SHORT TASK: Show every line below where "lápiz" can be found.

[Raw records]
□ □ □

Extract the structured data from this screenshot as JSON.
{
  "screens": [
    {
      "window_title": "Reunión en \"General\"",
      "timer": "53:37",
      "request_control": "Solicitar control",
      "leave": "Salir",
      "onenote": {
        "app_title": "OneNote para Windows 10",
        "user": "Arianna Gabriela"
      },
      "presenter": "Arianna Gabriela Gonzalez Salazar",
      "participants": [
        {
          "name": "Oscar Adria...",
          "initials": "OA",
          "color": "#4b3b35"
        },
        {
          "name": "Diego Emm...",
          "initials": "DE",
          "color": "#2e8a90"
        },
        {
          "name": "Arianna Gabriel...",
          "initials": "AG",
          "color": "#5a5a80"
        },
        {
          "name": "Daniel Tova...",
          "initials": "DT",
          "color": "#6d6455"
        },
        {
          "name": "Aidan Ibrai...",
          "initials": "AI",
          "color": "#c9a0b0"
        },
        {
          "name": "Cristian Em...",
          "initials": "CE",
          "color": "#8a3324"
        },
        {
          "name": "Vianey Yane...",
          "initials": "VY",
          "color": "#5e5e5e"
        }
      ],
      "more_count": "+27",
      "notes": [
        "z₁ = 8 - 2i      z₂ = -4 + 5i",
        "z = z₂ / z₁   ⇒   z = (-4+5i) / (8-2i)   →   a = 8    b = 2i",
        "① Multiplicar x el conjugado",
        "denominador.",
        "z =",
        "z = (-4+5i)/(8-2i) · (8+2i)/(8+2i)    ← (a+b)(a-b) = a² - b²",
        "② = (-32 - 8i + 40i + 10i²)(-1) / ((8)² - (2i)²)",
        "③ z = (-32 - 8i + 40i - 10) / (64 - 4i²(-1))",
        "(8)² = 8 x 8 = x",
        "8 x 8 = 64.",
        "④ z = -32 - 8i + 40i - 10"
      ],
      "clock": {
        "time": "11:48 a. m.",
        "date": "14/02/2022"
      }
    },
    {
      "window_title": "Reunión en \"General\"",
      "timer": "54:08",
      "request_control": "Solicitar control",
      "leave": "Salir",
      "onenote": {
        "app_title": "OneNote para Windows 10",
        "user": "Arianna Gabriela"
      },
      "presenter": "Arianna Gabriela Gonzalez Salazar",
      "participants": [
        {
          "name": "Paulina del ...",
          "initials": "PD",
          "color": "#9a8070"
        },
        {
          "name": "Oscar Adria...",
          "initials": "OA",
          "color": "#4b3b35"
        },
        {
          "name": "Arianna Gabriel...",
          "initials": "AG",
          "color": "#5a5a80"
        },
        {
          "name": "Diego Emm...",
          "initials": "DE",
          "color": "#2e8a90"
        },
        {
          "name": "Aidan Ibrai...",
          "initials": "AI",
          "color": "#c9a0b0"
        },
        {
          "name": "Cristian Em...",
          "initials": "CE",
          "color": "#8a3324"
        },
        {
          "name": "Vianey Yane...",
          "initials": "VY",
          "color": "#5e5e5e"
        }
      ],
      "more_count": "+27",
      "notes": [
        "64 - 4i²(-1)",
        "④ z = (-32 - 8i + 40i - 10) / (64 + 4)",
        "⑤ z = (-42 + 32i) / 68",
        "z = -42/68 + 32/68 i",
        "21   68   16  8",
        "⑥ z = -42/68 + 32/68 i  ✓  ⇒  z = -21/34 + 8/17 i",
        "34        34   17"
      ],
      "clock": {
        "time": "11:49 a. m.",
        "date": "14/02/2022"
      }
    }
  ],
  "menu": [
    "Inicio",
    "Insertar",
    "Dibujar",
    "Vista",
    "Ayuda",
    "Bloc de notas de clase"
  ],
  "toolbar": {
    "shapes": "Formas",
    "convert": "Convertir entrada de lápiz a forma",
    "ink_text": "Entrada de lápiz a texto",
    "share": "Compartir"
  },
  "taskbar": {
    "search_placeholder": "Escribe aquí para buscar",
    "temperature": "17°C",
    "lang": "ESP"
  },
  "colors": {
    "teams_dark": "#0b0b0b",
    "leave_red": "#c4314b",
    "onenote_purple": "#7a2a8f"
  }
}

□ □ □

RESULT:
    "convert": "Convertir entrada de lápiz a forma",
    "ink_text": "Entrada de lápiz a texto",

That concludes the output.